Like many other experts, he argues that we have passed the peak of oil production, and it’s all downhill from now on. He then presents evidence that we have passed the peaks for water, fertilizer and land, and that we will all soon be made painfully aware that we have passed it for food, as wealthy nations experience shortages and rising prices, and poorer ones starve.
Much of “The Coming Famine” builds an argument that we’ve jumped off a cliff and that global chaos — a tidal wave of people fleeing their own countries for wherever they can find food — is all but guaranteed. The rest of the book concentrates on catching an outcropping of rock with a finger and scrambling back up. The writing is neither personality-filled nor especially fluid, but the sheer number of terrifying facts makes the book gripping.
Arguments that overpopulation will lead to famine or worse are nothing new, of course; in the early 19th century the Rev. Thomas Malthus contended that the human march toward progress would be derailed by a cycle of overpopulation that led to shortages and misery. And of the many who’ve followed in the Malthusian tradition, none have been correct: overpopulation has caused problems, but, as noted above, the percentage of people starving has actually declined.
Mr. Cribb is reporting on the fate of a planet whose resources have, in the last 200 years, been carelessly, even ruthlessly exploited for the benefit of the minority. Now that the majority is beginning to demand — or at least crave — the same kind of existence, it’s clear that, population boom or not, there simply isn’t enough of the Euro-American way of life to go around.
And while there is a sky-is-falling tone to his relatively brief (just over 200 pages) thesis — if it doesn’t make you restock your survivalist shelter with another hundred pounds of rice and beans — the book does offer sensible ways to help alleviate the “global feeding frenzy.”
Climate change, of course, is an important piece of Mr. Cribb’s puzzle, as are overexploitation of the sea and natural resources, overuse of chemical fertilizer, reliance on fossil fuels, protectionism, subsidies, biofuels, waste and other factors.
Most important are what he calls “the two elephants in the kitchen”: population growth and overconsumption. A projected 33 percent growth in population in the next 20 years, combined with increased consumption of meat as the global middle class grows larger, means that food production must grow by at least 50 percent in that same period.

Layout dataset entries:
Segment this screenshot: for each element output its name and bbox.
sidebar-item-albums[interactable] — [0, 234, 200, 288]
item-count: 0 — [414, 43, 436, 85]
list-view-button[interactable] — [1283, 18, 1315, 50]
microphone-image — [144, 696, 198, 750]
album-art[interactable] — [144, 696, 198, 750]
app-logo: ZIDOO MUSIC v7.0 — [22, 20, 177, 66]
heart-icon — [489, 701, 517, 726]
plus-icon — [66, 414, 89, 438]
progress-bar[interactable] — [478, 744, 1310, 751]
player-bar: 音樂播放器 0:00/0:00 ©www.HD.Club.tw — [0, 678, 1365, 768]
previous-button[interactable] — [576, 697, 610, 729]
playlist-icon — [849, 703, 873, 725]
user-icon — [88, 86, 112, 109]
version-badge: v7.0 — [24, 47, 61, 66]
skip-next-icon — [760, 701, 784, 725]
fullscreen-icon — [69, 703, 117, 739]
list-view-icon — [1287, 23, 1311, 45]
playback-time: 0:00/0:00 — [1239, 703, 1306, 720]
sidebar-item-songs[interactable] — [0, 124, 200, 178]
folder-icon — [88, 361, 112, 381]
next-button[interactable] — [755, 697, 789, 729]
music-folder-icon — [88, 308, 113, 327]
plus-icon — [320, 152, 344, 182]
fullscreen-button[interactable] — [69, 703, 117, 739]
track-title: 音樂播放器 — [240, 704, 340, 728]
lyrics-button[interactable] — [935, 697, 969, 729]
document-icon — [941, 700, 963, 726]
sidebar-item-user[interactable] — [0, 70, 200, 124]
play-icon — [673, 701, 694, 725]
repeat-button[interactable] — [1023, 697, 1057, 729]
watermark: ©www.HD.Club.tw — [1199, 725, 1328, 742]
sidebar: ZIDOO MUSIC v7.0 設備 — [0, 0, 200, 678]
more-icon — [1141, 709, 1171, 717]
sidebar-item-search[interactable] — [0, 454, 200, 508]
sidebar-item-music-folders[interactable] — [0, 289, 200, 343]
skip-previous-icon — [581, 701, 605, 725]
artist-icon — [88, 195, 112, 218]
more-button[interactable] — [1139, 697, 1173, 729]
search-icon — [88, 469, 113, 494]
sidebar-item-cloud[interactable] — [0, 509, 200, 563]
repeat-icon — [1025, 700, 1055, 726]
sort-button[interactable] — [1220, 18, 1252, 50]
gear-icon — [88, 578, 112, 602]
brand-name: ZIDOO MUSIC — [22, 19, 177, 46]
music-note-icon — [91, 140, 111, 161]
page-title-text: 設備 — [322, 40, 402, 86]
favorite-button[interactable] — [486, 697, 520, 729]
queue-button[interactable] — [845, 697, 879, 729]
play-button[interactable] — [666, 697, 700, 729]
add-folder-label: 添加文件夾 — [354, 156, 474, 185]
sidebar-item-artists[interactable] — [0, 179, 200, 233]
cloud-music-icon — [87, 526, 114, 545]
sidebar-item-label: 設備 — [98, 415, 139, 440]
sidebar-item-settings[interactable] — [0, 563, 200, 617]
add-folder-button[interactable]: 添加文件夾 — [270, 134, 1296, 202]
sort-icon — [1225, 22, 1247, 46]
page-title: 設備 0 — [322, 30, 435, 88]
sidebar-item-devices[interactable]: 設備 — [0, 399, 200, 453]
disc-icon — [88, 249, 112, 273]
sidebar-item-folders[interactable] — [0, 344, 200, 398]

- [WHAT YOU HAVE TO DO]: Echo the book review's text from "And while there" to "and other factors." word for word.

- [TASK OUTPUT]:
And while there is a sky-is-falling tone to his relatively brief (just over 200 pages) thesis — if it doesn’t make you restock your survivalist shelter with another hundred pounds of rice and beans — the book does offer sensible ways to help alleviate the “global feeding frenzy.”
Climate change, of course, is an important piece of Mr. Cribb’s puzzle, as are overexploitation of the sea and natural resources, overuse of chemical fertilizer, reliance on fossil fuels, protectionism, subsidies, biofuels, waste and other factors.